─── Data records ───

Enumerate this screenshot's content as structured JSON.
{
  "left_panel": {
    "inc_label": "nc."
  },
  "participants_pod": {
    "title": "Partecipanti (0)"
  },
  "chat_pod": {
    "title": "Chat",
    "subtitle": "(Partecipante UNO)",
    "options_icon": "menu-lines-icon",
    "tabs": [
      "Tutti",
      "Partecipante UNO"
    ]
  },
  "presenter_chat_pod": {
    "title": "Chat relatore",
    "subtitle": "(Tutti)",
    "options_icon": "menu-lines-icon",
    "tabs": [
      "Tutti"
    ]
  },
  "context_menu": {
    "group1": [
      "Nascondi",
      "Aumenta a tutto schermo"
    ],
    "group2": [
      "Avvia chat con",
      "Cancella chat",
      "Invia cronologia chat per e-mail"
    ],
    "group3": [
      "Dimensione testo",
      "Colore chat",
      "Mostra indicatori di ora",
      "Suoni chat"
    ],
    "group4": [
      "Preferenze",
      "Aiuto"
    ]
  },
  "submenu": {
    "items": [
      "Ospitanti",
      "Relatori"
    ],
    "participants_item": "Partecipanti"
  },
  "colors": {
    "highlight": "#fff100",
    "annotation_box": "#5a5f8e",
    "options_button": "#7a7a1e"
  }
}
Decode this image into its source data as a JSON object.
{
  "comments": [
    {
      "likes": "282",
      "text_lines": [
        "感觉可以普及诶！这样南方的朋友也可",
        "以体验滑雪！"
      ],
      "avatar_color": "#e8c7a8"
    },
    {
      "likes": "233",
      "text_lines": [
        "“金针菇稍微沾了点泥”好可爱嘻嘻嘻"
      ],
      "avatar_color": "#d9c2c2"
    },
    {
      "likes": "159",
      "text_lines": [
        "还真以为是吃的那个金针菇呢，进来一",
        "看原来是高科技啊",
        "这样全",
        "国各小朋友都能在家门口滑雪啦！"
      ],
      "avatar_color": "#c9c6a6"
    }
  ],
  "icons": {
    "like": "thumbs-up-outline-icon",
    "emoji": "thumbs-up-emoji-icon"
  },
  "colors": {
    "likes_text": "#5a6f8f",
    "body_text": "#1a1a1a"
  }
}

───

Extract all the entries word for word.

» **Exercise output**
Enumerate this screenshot's content as structured JSON.
{
  "left_panel": {
    "inc_label": "nc."
  },
  "participants_pod": {
    "title": "Partecipanti (0)"
  },
  "chat_pod": {
    "title": "Chat",
    "subtitle": "(Partecipante UNO)",
    "options_icon": "menu-lines-icon",
    "tabs": [
      "Tutti",
      "Partecipante UNO"
    ]
  },
  "presenter_chat_pod": {
    "title": "Chat relatore",
    "subtitle": "(Tutti)",
    "options_icon": "menu-lines-icon",
    "tabs": [
      "Tutti"
    ]
  },
  "context_menu": {
    "group1": [
      "Nascondi",
      "Aumenta a tutto schermo"
    ],
    "group2": [
      "Avvia chat con",
      "Cancella chat",
      "Invia cronologia chat per e-mail"
    ],
    "group3": [
      "Dimensione testo",
      "Colore chat",
      "Mostra indicatori di ora",
      "Suoni chat"
    ],
    "group4": [
      "Preferenze",
      "Aiuto"
    ]
  },
  "submenu": {
    "items": [
      "Ospitanti",
      "Relatori"
    ],
    "participants_item": "Partecipanti"
  },
  "colors": {
    "highlight": "#fff100",
    "annotation_box": "#5a5f8e",
    "options_button": "#7a7a1e"
  }
}
Decode this image into its source data as a JSON object.
{
  "comments": [
    {
      "likes": "282",
      "text_lines": [
        "感觉可以普及诶！这样南方的朋友也可",
        "以体验滑雪！"
      ],
      "avatar_color": "#e8c7a8"
    },
    {
      "likes": "233",
      "text_lines": [
        "“金针菇稍微沾了点泥”好可爱嘻嘻嘻"
      ],
      "avatar_color": "#d9c2c2"
    },
    {
      "likes": "159",
      "text_lines": [
        "还真以为是吃的那个金针菇呢，进来一",
        "看原来是高科技啊",
        "这样全",
        "国各小朋友都能在家门口滑雪啦！"
      ],
      "avatar_color": "#c9c6a6"
    }
  ],
  "icons": {
    "like": "thumbs-up-outline-icon",
    "emoji": "thumbs-up-emoji-icon"
  },
  "colors": {
    "likes_text": "#5a6f8f",
    "body_text": "#1a1a1a"
  }
}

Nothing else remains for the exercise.